>> start Data excerpts

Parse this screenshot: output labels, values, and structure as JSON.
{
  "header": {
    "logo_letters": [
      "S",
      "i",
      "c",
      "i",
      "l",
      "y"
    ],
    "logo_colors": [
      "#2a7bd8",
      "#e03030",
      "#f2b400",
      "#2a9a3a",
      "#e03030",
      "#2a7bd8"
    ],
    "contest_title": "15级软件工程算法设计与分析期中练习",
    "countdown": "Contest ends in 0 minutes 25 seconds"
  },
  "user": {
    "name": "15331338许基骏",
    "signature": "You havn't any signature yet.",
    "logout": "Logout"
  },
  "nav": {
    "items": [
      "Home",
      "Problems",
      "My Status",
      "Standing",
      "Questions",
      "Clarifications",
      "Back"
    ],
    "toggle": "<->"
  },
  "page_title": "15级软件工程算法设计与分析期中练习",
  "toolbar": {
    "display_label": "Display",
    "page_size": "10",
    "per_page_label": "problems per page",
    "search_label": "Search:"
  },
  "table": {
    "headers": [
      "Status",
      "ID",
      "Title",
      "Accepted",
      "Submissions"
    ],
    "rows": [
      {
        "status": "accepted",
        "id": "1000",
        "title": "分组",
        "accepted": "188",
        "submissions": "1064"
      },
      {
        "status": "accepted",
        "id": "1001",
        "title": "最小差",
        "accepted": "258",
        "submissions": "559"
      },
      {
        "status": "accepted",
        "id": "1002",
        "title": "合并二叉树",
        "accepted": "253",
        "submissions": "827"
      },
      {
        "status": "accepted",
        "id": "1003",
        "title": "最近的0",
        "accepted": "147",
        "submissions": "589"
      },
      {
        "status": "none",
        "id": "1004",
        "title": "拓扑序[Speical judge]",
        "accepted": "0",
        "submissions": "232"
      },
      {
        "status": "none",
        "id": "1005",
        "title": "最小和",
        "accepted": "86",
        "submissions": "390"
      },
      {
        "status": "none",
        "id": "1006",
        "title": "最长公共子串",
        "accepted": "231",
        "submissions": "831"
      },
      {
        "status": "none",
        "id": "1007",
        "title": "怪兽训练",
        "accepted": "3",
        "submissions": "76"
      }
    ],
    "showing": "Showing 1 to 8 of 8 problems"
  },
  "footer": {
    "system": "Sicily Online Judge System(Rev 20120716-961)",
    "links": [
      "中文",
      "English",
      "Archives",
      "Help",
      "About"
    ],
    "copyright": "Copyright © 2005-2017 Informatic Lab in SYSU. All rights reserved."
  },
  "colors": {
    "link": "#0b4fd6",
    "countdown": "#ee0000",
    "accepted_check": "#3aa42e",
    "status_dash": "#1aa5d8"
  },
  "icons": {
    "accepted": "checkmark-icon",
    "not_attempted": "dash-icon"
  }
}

>> end Data excerpts

Task requirements:
Please repeat the material above, word for word and in full.

Output of the task:
Parse this screenshot: output labels, values, and structure as JSON.
{
  "header": {
    "logo_letters": [
      "S",
      "i",
      "c",
      "i",
      "l",
      "y"
    ],
    "logo_colors": [
      "#2a7bd8",
      "#e03030",
      "#f2b400",
      "#2a9a3a",
      "#e03030",
      "#2a7bd8"
    ],
    "contest_title": "15级软件工程算法设计与分析期中练习",
    "countdown": "Contest ends in 0 minutes 25 seconds"
  },
  "user": {
    "name": "15331338许基骏",
    "signature": "You havn't any signature yet.",
    "logout": "Logout"
  },
  "nav": {
    "items": [
      "Home",
      "Problems",
      "My Status",
      "Standing",
      "Questions",
      "Clarifications",
      "Back"
    ],
    "toggle": "<->"
  },
  "page_title": "15级软件工程算法设计与分析期中练习",
  "toolbar": {
    "display_label": "Display",
    "page_size": "10",
    "per_page_label": "problems per page",
    "search_label": "Search:"
  },
  "table": {
    "headers": [
      "Status",
      "ID",
      "Title",
      "Accepted",
      "Submissions"
    ],
    "rows": [
      {
        "status": "accepted",
        "id": "1000",
        "title": "分组",
        "accepted": "188",
        "submissions": "1064"
      },
      {
        "status": "accepted",
        "id": "1001",
        "title": "最小差",
        "accepted": "258",
        "submissions": "559"
      },
      {
        "status": "accepted",
        "id": "1002",
        "title": "合并二叉树",
        "accepted": "253",
        "submissions": "827"
      },
      {
        "status": "accepted",
        "id": "1003",
        "title": "最近的0",
        "accepted": "147",
        "submissions": "589"
      },
      {
        "status": "none",
        "id": "1004",
        "title": "拓扑序[Speical judge]",
        "accepted": "0",
        "submissions": "232"
      },
      {
        "status": "none",
        "id": "1005",
        "title": "最小和",
        "accepted": "86",
        "submissions": "390"
      },
      {
        "status": "none",
        "id": "1006",
        "title": "最长公共子串",
        "accepted": "231",
        "submissions": "831"
      },
      {
        "status": "none",
        "id": "1007",
        "title": "怪兽训练",
        "accepted": "3",
        "submissions": "76"
      }
    ],
    "showing": "Showing 1 to 8 of 8 problems"
  },
  "footer": {
    "system": "Sicily Online Judge System(Rev 20120716-961)",
    "links": [
      "中文",
      "English",
      "Archives",
      "Help",
      "About"
    ],
    "copyright": "Copyright © 2005-2017 Informatic Lab in SYSU. All rights reserved."
  },
  "colors": {
    "link": "#0b4fd6",
    "countdown": "#ee0000",
    "accepted_check": "#3aa42e",
    "status_dash": "#1aa5d8"
  },
  "icons": {
    "accepted": "checkmark-icon",
    "not_attempted": "dash-icon"
  }
}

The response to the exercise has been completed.